* Begin RECORDS FOR THIS EXERCISE *

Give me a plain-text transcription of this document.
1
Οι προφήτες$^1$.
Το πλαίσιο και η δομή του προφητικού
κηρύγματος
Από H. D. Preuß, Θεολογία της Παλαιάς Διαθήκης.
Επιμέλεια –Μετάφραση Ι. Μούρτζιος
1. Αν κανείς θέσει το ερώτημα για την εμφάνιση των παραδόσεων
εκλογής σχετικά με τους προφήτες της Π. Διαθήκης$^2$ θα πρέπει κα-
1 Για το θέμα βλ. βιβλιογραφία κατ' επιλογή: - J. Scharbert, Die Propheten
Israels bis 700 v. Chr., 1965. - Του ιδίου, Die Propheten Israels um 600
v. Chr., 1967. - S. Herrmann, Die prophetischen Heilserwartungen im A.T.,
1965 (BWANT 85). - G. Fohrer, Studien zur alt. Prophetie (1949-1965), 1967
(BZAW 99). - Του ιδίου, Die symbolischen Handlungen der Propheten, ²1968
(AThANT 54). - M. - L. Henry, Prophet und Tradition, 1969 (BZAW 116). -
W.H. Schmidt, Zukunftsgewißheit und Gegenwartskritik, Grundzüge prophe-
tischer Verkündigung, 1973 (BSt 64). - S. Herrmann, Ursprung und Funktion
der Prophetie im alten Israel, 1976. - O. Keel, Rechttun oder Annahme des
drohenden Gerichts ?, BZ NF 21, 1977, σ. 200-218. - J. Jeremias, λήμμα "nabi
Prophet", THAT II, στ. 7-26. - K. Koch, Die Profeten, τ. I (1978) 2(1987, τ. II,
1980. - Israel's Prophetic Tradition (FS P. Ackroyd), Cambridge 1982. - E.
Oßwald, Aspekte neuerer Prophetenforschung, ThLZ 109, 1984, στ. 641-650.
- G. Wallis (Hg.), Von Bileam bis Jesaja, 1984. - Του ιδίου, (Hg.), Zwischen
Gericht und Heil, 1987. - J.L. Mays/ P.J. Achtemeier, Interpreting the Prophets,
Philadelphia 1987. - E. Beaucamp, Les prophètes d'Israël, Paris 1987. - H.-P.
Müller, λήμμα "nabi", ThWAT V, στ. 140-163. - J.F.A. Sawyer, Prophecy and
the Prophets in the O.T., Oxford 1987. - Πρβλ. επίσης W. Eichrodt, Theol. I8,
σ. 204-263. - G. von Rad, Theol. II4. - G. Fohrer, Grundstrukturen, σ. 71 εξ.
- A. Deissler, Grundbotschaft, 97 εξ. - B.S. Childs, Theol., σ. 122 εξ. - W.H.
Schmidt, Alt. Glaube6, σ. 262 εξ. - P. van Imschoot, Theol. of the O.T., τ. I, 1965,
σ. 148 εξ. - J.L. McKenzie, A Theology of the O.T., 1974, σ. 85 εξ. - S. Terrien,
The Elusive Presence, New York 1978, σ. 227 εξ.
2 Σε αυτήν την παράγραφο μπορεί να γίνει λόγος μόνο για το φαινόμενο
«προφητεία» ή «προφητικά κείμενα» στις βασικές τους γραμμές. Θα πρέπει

* End RECORDS FOR THIS EXERCISE *

• EXERCISE REQUIREMENTS
Take the entries and copy them out exactly.

• RESULT
Give me a plain-text transcription of this document.
1
Οι προφήτες$^1$.
Το πλαίσιο και η δομή του προφητικού
κηρύγματος
Από H. D. Preuß, Θεολογία της Παλαιάς Διαθήκης.
Επιμέλεια –Μετάφραση Ι. Μούρτζιος
1. Αν κανείς θέσει το ερώτημα για την εμφάνιση των παραδόσεων
εκλογής σχετικά με τους προφήτες της Π. Διαθήκης$^2$ θα πρέπει κα-
1 Για το θέμα βλ. βιβλιογραφία κατ' επιλογή: - J. Scharbert, Die Propheten
Israels bis 700 v. Chr., 1965. - Του ιδίου, Die Propheten Israels um 600
v. Chr., 1967. - S. Herrmann, Die prophetischen Heilserwartungen im A.T.,
1965 (BWANT 85). - G. Fohrer, Studien zur alt. Prophetie (1949-1965), 1967
(BZAW 99). - Του ιδίου, Die symbolischen Handlungen der Propheten, ²1968
(AThANT 54). - M. - L. Henry, Prophet und Tradition, 1969 (BZAW 116). -
W.H. Schmidt, Zukunftsgewißheit und Gegenwartskritik, Grundzüge prophe-
tischer Verkündigung, 1973 (BSt 64). - S. Herrmann, Ursprung und Funktion
der Prophetie im alten Israel, 1976. - O. Keel, Rechttun oder Annahme des
drohenden Gerichts ?, BZ NF 21, 1977, σ. 200-218. - J. Jeremias, λήμμα "nabi
Prophet", THAT II, στ. 7-26. - K. Koch, Die Profeten, τ. I (1978) 2(1987, τ. II,
1980. - Israel's Prophetic Tradition (FS P. Ackroyd), Cambridge 1982. - E.
Oßwald, Aspekte neuerer Prophetenforschung, ThLZ 109, 1984, στ. 641-650.
- G. Wallis (Hg.), Von Bileam bis Jesaja, 1984. - Του ιδίου, (Hg.), Zwischen
Gericht und Heil, 1987. - J.L. Mays/ P.J. Achtemeier, Interpreting the Prophets,
Philadelphia 1987. - E. Beaucamp, Les prophètes d'Israël, Paris 1987. - H.-P.
Müller, λήμμα "nabi", ThWAT V, στ. 140-163. - J.F.A. Sawyer, Prophecy and
the Prophets in the O.T., Oxford 1987. - Πρβλ. επίσης W. Eichrodt, Theol. I8,
σ. 204-263. - G. von Rad, Theol. II4. - G. Fohrer, Grundstrukturen, σ. 71 εξ.
- A. Deissler, Grundbotschaft, 97 εξ. - B.S. Childs, Theol., σ. 122 εξ. - W.H.
Schmidt, Alt. Glaube6, σ. 262 εξ. - P. van Imschoot, Theol. of the O.T., τ. I, 1965,
σ. 148 εξ. - J.L. McKenzie, A Theology of the O.T., 1974, σ. 85 εξ. - S. Terrien,
The Elusive Presence, New York 1978, σ. 227 εξ.
2 Σε αυτήν την παράγραφο μπορεί να γίνει λόγος μόνο για το φαινόμενο
«προφητεία» ή «προφητικά κείμενα» στις βασικές τους γραμμές. Θα πρέπει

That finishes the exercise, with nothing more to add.